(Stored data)
+ + +
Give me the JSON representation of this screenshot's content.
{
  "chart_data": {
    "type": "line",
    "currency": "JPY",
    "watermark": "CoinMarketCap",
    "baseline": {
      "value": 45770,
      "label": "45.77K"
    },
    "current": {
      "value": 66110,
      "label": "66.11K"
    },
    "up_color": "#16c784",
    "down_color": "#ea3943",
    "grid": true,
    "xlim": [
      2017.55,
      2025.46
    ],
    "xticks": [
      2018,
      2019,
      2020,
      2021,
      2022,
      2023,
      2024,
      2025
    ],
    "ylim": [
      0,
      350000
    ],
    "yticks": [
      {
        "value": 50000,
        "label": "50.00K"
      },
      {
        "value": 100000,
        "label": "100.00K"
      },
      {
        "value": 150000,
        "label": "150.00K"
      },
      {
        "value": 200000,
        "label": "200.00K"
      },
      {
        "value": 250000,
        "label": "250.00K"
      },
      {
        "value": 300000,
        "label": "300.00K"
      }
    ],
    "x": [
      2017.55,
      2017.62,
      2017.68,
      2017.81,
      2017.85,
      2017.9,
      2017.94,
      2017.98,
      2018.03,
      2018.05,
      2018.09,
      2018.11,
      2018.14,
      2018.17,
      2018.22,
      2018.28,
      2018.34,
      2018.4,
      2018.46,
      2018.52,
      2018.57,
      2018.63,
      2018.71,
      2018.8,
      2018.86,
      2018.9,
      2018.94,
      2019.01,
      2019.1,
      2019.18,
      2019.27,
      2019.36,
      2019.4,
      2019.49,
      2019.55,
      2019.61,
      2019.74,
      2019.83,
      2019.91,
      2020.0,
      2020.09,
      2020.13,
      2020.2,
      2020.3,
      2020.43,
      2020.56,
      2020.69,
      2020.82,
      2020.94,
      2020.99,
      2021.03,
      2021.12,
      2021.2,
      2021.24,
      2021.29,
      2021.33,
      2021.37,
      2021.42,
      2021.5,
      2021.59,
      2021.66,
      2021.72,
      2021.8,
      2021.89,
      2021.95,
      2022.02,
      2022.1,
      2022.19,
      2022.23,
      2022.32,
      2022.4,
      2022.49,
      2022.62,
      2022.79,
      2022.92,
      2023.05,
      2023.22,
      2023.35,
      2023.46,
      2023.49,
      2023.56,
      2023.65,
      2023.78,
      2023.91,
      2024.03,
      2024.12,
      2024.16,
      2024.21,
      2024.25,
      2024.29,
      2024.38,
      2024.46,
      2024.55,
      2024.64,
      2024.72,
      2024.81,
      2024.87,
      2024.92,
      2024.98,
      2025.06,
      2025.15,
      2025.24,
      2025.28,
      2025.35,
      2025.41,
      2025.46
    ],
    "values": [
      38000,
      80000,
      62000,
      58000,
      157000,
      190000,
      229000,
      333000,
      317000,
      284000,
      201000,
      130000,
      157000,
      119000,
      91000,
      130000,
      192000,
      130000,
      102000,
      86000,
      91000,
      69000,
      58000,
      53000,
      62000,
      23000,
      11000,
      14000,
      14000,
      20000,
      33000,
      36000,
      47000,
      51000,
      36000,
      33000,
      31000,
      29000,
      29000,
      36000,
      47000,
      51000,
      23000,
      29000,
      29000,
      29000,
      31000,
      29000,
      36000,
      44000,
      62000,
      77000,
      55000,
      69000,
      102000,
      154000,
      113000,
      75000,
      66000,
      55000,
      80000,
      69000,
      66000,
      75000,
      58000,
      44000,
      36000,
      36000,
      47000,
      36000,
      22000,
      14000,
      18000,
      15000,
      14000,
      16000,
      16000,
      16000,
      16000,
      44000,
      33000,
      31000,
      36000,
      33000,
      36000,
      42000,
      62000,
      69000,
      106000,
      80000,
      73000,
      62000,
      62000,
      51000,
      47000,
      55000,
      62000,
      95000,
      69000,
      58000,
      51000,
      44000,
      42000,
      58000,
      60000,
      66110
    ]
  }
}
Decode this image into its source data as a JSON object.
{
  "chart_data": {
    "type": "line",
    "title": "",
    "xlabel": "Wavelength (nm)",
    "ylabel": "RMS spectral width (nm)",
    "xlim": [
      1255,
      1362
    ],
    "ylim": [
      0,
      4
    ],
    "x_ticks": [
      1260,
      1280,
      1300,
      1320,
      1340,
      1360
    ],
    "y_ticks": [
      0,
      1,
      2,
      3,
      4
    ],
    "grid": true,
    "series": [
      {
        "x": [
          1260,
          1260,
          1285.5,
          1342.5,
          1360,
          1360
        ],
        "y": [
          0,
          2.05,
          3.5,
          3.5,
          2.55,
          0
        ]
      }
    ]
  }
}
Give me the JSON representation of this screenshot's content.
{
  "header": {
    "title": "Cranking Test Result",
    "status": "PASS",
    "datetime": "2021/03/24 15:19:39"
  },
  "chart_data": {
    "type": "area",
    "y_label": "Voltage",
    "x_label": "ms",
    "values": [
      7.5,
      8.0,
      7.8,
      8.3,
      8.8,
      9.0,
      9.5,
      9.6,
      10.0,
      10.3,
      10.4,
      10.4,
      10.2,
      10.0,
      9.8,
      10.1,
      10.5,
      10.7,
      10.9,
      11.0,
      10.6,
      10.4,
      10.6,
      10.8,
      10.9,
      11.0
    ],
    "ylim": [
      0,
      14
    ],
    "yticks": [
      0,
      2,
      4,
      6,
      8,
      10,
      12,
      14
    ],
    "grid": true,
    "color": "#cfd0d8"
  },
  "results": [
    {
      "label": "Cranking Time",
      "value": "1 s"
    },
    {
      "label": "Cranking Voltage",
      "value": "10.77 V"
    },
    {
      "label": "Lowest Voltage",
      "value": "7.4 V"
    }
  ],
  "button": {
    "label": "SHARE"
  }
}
+ + +
[Goal]: Write out every record shown above, word for word.

[Output for this task]:
Give me the JSON representation of this screenshot's content.
{
  "chart_data": {
    "type": "line",
    "currency": "JPY",
    "watermark": "CoinMarketCap",
    "baseline": {
      "value": 45770,
      "label": "45.77K"
    },
    "current": {
      "value": 66110,
      "label": "66.11K"
    },
    "up_color": "#16c784",
    "down_color": "#ea3943",
    "grid": true,
    "xlim": [
      2017.55,
      2025.46
    ],
    "xticks": [
      2018,
      2019,
      2020,
      2021,
      2022,
      2023,
      2024,
      2025
    ],
    "ylim": [
      0,
      350000
    ],
    "yticks": [
      {
        "value": 50000,
        "label": "50.00K"
      },
      {
        "value": 100000,
        "label": "100.00K"
      },
      {
        "value": 150000,
        "label": "150.00K"
      },
      {
        "value": 200000,
        "label": "200.00K"
      },
      {
        "value": 250000,
        "label": "250.00K"
      },
      {
        "value": 300000,
        "label": "300.00K"
      }
    ],
    "x": [
      2017.55,
      2017.62,
      2017.68,
      2017.81,
      2017.85,
      2017.9,
      2017.94,
      2017.98,
      2018.03,
      2018.05,
      2018.09,
      2018.11,
      2018.14,
      2018.17,
      2018.22,
      2018.28,
      2018.34,
      2018.4,
      2018.46,
      2018.52,
      2018.57,
      2018.63,
      2018.71,
      2018.8,
      2018.86,
      2018.9,
      2018.94,
      2019.01,
      2019.1,
      2019.18,
      2019.27,
      2019.36,
      2019.4,
      2019.49,
      2019.55,
      2019.61,
      2019.74,
      2019.83,
      2019.91,
      2020.0,
      2020.09,
      2020.13,
      2020.2,
      2020.3,
      2020.43,
      2020.56,
      2020.69,
      2020.82,
      2020.94,
      2020.99,
      2021.03,
      2021.12,
      2021.2,
      2021.24,
      2021.29,
      2021.33,
      2021.37,
      2021.42,
      2021.5,
      2021.59,
      2021.66,
      2021.72,
      2021.8,
      2021.89,
      2021.95,
      2022.02,
      2022.1,
      2022.19,
      2022.23,
      2022.32,
      2022.4,
      2022.49,
      2022.62,
      2022.79,
      2022.92,
      2023.05,
      2023.22,
      2023.35,
      2023.46,
      2023.49,
      2023.56,
      2023.65,
      2023.78,
      2023.91,
      2024.03,
      2024.12,
      2024.16,
      2024.21,
      2024.25,
      2024.29,
      2024.38,
      2024.46,
      2024.55,
      2024.64,
      2024.72,
      2024.81,
      2024.87,
      2024.92,
      2024.98,
      2025.06,
      2025.15,
      2025.24,
      2025.28,
      2025.35,
      2025.41,
      2025.46
    ],
    "values": [
      38000,
      80000,
      62000,
      58000,
      157000,
      190000,
      229000,
      333000,
      317000,
      284000,
      201000,
      130000,
      157000,
      119000,
      91000,
      130000,
      192000,
      130000,
      102000,
      86000,
      91000,
      69000,
      58000,
      53000,
      62000,
      23000,
      11000,
      14000,
      14000,
      20000,
      33000,
      36000,
      47000,
      51000,
      36000,
      33000,
      31000,
      29000,
      29000,
      36000,
      47000,
      51000,
      23000,
      29000,
      29000,
      29000,
      31000,
      29000,
      36000,
      44000,
      62000,
      77000,
      55000,
      69000,
      102000,
      154000,
      113000,
      75000,
      66000,
      55000,
      80000,
      69000,
      66000,
      75000,
      58000,
      44000,
      36000,
      36000,
      47000,
      36000,
      22000,
      14000,
      18000,
      15000,
      14000,
      16000,
      16000,
      16000,
      16000,
      44000,
      33000,
      31000,
      36000,
      33000,
      36000,
      42000,
      62000,
      69000,
      106000,
      80000,
      73000,
      62000,
      62000,
      51000,
      47000,
      55000,
      62000,
      95000,
      69000,
      58000,
      51000,
      44000,
      42000,
      58000,
      60000,
      66110
    ]
  }
}
Decode this image into its source data as a JSON object.
{
  "chart_data": {
    "type": "line",
    "title": "",
    "xlabel": "Wavelength (nm)",
    "ylabel": "RMS spectral width (nm)",
    "xlim": [
      1255,
      1362
    ],
    "ylim": [
      0,
      4
    ],
    "x_ticks": [
      1260,
      1280,
      1300,
      1320,
      1340,
      1360
    ],
    "y_ticks": [
      0,
      1,
      2,
      3,
      4
    ],
    "grid": true,
    "series": [
      {
        "x": [
          1260,
          1260,
          1285.5,
          1342.5,
          1360,
          1360
        ],
        "y": [
          0,
          2.05,
          3.5,
          3.5,
          2.55,
          0
        ]
      }
    ]
  }
}
Give me the JSON representation of this screenshot's content.
{
  "header": {
    "title": "Cranking Test Result",
    "status": "PASS",
    "datetime": "2021/03/24 15:19:39"
  },
  "chart_data": {
    "type": "area",
    "y_label": "Voltage",
    "x_label": "ms",
    "values": [
      7.5,
      8.0,
      7.8,
      8.3,
      8.8,
      9.0,
      9.5,
      9.6,
      10.0,
      10.3,
      10.4,
      10.4,
      10.2,
      10.0,
      9.8,
      10.1,
      10.5,
      10.7,
      10.9,
      11.0,
      10.6,
      10.4,
      10.6,
      10.8,
      10.9,
      11.0
    ],
    "ylim": [
      0,
      14
    ],
    "yticks": [
      0,
      2,
      4,
      6,
      8,
      10,
      12,
      14
    ],
    "grid": true,
    "color": "#cfd0d8"
  },
  "results": [
    {
      "label": "Cranking Time",
      "value": "1 s"
    },
    {
      "label": "Cranking Voltage",
      "value": "10.77 V"
    },
    {
      "label": "Lowest Voltage",
      "value": "7.4 V"
    }
  ],
  "button": {
    "label": "SHARE"
  }
}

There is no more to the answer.